Required work >>
Copy each line exactly. Leave nothing out.

Stored records:
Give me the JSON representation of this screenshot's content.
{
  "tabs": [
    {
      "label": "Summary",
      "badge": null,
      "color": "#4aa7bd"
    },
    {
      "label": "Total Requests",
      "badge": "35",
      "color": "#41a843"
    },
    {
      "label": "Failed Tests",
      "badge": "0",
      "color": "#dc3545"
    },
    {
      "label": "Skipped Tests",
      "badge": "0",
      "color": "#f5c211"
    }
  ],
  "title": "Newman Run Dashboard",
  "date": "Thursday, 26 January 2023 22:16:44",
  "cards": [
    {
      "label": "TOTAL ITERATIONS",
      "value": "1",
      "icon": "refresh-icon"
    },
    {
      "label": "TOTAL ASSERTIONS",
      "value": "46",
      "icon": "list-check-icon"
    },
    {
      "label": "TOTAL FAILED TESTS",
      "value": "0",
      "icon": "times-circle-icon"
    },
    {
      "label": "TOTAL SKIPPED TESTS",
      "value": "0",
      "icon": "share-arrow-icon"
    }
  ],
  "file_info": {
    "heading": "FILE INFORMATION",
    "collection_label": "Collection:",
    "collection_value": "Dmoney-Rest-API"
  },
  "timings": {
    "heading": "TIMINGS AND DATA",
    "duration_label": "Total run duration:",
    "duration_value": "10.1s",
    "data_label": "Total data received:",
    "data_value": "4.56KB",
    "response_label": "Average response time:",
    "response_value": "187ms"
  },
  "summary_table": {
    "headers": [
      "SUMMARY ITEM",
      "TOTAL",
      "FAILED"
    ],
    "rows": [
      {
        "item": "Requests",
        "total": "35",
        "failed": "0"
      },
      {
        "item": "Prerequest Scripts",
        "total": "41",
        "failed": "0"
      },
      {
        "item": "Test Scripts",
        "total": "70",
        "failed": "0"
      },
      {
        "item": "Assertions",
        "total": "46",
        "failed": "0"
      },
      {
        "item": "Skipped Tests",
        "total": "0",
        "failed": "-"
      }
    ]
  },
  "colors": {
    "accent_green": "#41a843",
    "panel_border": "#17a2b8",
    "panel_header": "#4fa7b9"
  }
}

Exercise solution >>
Give me the JSON representation of this screenshot's content.
{
  "tabs": [
    {
      "label": "Summary",
      "badge": null,
      "color": "#4aa7bd"
    },
    {
      "label": "Total Requests",
      "badge": "35",
      "color": "#41a843"
    },
    {
      "label": "Failed Tests",
      "badge": "0",
      "color": "#dc3545"
    },
    {
      "label": "Skipped Tests",
      "badge": "0",
      "color": "#f5c211"
    }
  ],
  "title": "Newman Run Dashboard",
  "date": "Thursday, 26 January 2023 22:16:44",
  "cards": [
    {
      "label": "TOTAL ITERATIONS",
      "value": "1",
      "icon": "refresh-icon"
    },
    {
      "label": "TOTAL ASSERTIONS",
      "value": "46",
      "icon": "list-check-icon"
    },
    {
      "label": "TOTAL FAILED TESTS",
      "value": "0",
      "icon": "times-circle-icon"
    },
    {
      "label": "TOTAL SKIPPED TESTS",
      "value": "0",
      "icon": "share-arrow-icon"
    }
  ],
  "file_info": {
    "heading": "FILE INFORMATION",
    "collection_label": "Collection:",
    "collection_value": "Dmoney-Rest-API"
  },
  "timings": {
    "heading": "TIMINGS AND DATA",
    "duration_label": "Total run duration:",
    "duration_value": "10.1s",
    "data_label": "Total data received:",
    "data_value": "4.56KB",
    "response_label": "Average response time:",
    "response_value": "187ms"
  },
  "summary_table": {
    "headers": [
      "SUMMARY ITEM",
      "TOTAL",
      "FAILED"
    ],
    "rows": [
      {
        "item": "Requests",
        "total": "35",
        "failed": "0"
      },
      {
        "item": "Prerequest Scripts",
        "total": "41",
        "failed": "0"
      },
      {
        "item": "Test Scripts",
        "total": "70",
        "failed": "0"
      },
      {
        "item": "Assertions",
        "total": "46",
        "failed": "0"
      },
      {
        "item": "Skipped Tests",
        "total": "0",
        "failed": "-"
      }
    ]
  },
  "colors": {
    "accent_green": "#41a843",
    "panel_border": "#17a2b8",
    "panel_header": "#4fa7b9"
  }
}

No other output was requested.